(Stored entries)
---

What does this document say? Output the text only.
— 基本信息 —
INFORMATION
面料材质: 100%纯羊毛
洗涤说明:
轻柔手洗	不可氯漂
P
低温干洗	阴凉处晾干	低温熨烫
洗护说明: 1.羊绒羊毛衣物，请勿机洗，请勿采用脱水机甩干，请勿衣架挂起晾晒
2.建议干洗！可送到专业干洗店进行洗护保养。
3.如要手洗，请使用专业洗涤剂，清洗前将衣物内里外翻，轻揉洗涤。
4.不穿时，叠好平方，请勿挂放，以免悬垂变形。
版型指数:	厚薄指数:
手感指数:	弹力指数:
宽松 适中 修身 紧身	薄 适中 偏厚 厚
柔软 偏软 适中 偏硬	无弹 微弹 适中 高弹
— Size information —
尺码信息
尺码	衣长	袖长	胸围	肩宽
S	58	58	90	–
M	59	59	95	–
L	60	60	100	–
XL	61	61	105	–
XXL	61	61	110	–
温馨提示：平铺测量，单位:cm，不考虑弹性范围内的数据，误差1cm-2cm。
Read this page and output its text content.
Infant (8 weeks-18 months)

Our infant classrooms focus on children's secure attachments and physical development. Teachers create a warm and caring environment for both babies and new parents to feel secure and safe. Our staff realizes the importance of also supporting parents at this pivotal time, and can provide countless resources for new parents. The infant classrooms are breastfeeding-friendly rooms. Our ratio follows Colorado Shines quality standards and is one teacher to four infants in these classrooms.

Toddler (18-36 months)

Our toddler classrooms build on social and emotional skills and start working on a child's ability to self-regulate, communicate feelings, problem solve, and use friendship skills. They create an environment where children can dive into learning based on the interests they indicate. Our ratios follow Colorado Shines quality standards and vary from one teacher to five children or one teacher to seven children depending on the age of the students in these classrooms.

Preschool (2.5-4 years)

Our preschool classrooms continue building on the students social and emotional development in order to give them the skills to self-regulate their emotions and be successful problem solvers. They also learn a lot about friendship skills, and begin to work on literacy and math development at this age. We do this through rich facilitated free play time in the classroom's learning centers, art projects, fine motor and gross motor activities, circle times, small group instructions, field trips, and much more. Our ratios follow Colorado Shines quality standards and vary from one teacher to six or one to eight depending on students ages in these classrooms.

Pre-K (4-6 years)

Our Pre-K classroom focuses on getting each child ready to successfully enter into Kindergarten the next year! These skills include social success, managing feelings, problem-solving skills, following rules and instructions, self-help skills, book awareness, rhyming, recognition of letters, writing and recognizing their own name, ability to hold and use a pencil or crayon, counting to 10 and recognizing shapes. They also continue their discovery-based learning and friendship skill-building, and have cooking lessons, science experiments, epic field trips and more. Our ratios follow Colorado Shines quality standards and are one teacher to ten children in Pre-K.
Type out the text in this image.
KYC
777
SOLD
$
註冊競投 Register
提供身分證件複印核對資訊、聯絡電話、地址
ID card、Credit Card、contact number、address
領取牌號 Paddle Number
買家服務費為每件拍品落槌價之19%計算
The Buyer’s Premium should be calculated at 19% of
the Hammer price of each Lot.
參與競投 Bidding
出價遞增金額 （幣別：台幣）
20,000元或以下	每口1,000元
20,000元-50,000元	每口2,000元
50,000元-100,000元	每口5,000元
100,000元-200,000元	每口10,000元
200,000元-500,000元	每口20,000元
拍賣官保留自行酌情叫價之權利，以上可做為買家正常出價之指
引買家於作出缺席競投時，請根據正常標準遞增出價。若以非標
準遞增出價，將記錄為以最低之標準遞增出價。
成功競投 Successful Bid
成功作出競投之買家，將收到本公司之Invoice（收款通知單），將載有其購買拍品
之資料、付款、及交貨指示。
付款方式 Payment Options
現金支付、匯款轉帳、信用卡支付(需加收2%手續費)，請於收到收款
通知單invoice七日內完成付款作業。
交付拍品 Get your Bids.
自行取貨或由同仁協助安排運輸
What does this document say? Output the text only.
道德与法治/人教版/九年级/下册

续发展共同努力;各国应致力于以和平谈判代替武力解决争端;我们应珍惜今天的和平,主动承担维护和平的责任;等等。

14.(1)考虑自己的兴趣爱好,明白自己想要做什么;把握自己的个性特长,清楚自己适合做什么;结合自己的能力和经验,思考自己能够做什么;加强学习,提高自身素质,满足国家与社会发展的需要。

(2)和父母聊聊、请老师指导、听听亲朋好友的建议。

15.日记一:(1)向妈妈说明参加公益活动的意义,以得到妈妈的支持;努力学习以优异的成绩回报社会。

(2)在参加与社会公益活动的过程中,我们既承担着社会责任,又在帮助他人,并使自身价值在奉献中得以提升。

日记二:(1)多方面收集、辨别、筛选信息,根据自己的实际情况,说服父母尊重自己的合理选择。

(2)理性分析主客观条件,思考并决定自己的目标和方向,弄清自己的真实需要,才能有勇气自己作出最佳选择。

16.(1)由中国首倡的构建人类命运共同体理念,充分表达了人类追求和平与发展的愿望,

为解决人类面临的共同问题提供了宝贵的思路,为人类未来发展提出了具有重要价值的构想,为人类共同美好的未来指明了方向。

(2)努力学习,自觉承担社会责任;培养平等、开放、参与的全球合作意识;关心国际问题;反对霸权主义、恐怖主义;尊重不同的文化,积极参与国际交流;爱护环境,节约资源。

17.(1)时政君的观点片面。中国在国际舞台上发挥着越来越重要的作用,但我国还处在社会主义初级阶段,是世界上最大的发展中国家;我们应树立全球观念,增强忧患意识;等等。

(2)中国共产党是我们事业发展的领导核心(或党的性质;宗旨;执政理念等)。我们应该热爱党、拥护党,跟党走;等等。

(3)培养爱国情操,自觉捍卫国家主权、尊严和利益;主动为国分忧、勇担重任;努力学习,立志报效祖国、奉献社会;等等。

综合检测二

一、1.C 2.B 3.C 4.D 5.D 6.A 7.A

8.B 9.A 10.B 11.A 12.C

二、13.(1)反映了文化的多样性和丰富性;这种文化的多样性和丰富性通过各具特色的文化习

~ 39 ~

---

## THE PROBLEM
Exactly reproduce all of the entries above.

## RESULT
What does this document say? Output the text only.
— 基本信息 —
INFORMATION
面料材质: 100%纯羊毛
洗涤说明:
轻柔手洗	不可氯漂
P
低温干洗	阴凉处晾干	低温熨烫
洗护说明: 1.羊绒羊毛衣物，请勿机洗，请勿采用脱水机甩干，请勿衣架挂起晾晒
2.建议干洗！可送到专业干洗店进行洗护保养。
3.如要手洗，请使用专业洗涤剂，清洗前将衣物内里外翻，轻揉洗涤。
4.不穿时，叠好平方，请勿挂放，以免悬垂变形。
版型指数:	厚薄指数:
手感指数:	弹力指数:
宽松 适中 修身 紧身	薄 适中 偏厚 厚
柔软 偏软 适中 偏硬	无弹 微弹 适中 高弹
— Size information —
尺码信息
尺码	衣长	袖长	胸围	肩宽
S	58	58	90	–
M	59	59	95	–
L	60	60	100	–
XL	61	61	105	–
XXL	61	61	110	–
温馨提示：平铺测量，单位:cm，不考虑弹性范围内的数据，误差1cm-2cm。
Read this page and output its text content.
Infant (8 weeks-18 months)

Our infant classrooms focus on children's secure attachments and physical development. Teachers create a warm and caring environment for both babies and new parents to feel secure and safe. Our staff realizes the importance of also supporting parents at this pivotal time, and can provide countless resources for new parents. The infant classrooms are breastfeeding-friendly rooms. Our ratio follows Colorado Shines quality standards and is one teacher to four infants in these classrooms.

Toddler (18-36 months)

Our toddler classrooms build on social and emotional skills and start working on a child's ability to self-regulate, communicate feelings, problem solve, and use friendship skills. They create an environment where children can dive into learning based on the interests they indicate. Our ratios follow Colorado Shines quality standards and vary from one teacher to five children or one teacher to seven children depending on the age of the students in these classrooms.

Preschool (2.5-4 years)

Our preschool classrooms continue building on the students social and emotional development in order to give them the skills to self-regulate their emotions and be successful problem solvers. They also learn a lot about friendship skills, and begin to work on literacy and math development at this age. We do this through rich facilitated free play time in the classroom's learning centers, art projects, fine motor and gross motor activities, circle times, small group instructions, field trips, and much more. Our ratios follow Colorado Shines quality standards and vary from one teacher to six or one to eight depending on students ages in these classrooms.

Pre-K (4-6 years)

Our Pre-K classroom focuses on getting each child ready to successfully enter into Kindergarten the next year! These skills include social success, managing feelings, problem-solving skills, following rules and instructions, self-help skills, book awareness, rhyming, recognition of letters, writing and recognizing their own name, ability to hold and use a pencil or crayon, counting to 10 and recognizing shapes. They also continue their discovery-based learning and friendship skill-building, and have cooking lessons, science experiments, epic field trips and more. Our ratios follow Colorado Shines quality standards and are one teacher to ten children in Pre-K.
Type out the text in this image.
KYC
777
SOLD
$
註冊競投 Register
提供身分證件複印核對資訊、聯絡電話、地址
ID card、Credit Card、contact number、address
領取牌號 Paddle Number
買家服務費為每件拍品落槌價之19%計算
The Buyer’s Premium should be calculated at 19% of
the Hammer price of each Lot.
參與競投 Bidding
出價遞增金額 （幣別：台幣）
20,000元或以下	每口1,000元
20,000元-50,000元	每口2,000元
50,000元-100,000元	每口5,000元
100,000元-200,000元	每口10,000元
200,000元-500,000元	每口20,000元
拍賣官保留自行酌情叫價之權利，以上可做為買家正常出價之指
引買家於作出缺席競投時，請根據正常標準遞增出價。若以非標
準遞增出價，將記錄為以最低之標準遞增出價。
成功競投 Successful Bid
成功作出競投之買家，將收到本公司之Invoice（收款通知單），將載有其購買拍品
之資料、付款、及交貨指示。
付款方式 Payment Options
現金支付、匯款轉帳、信用卡支付(需加收2%手續費)，請於收到收款
通知單invoice七日內完成付款作業。
交付拍品 Get your Bids.
自行取貨或由同仁協助安排運輸
What does this document say? Output the text only.
道德与法治/人教版/九年级/下册

续发展共同努力;各国应致力于以和平谈判代替武力解决争端;我们应珍惜今天的和平,主动承担维护和平的责任;等等。

14.(1)考虑自己的兴趣爱好,明白自己想要做什么;把握自己的个性特长,清楚自己适合做什么;结合自己的能力和经验,思考自己能够做什么;加强学习,提高自身素质,满足国家与社会发展的需要。

(2)和父母聊聊、请老师指导、听听亲朋好友的建议。

15.日记一:(1)向妈妈说明参加公益活动的意义,以得到妈妈的支持;努力学习以优异的成绩回报社会。

(2)在参加与社会公益活动的过程中,我们既承担着社会责任,又在帮助他人,并使自身价值在奉献中得以提升。

日记二:(1)多方面收集、辨别、筛选信息,根据自己的实际情况,说服父母尊重自己的合理选择。

(2)理性分析主客观条件,思考并决定自己的目标和方向,弄清自己的真实需要,才能有勇气自己作出最佳选择。

16.(1)由中国首倡的构建人类命运共同体理念,充分表达了人类追求和平与发展的愿望,

为解决人类面临的共同问题提供了宝贵的思路,为人类未来发展提出了具有重要价值的构想,为人类共同美好的未来指明了方向。

(2)努力学习,自觉承担社会责任;培养平等、开放、参与的全球合作意识;关心国际问题;反对霸权主义、恐怖主义;尊重不同的文化,积极参与国际交流;爱护环境,节约资源。

17.(1)时政君的观点片面。中国在国际舞台上发挥着越来越重要的作用,但我国还处在社会主义初级阶段,是世界上最大的发展中国家;我们应树立全球观念,增强忧患意识;等等。

(2)中国共产党是我们事业发展的领导核心(或党的性质;宗旨;执政理念等)。我们应该热爱党、拥护党,跟党走;等等。

(3)培养爱国情操,自觉捍卫国家主权、尊严和利益;主动为国分忧、勇担重任;努力学习,立志报效祖国、奉献社会;等等。

综合检测二

一、1.C 2.B 3.C 4.D 5.D 6.A 7.A

8.B 9.A 10.B 11.A 12.C

二、13.(1)反映了文化的多样性和丰富性;这种文化的多样性和丰富性通过各具特色的文化习

~ 39 ~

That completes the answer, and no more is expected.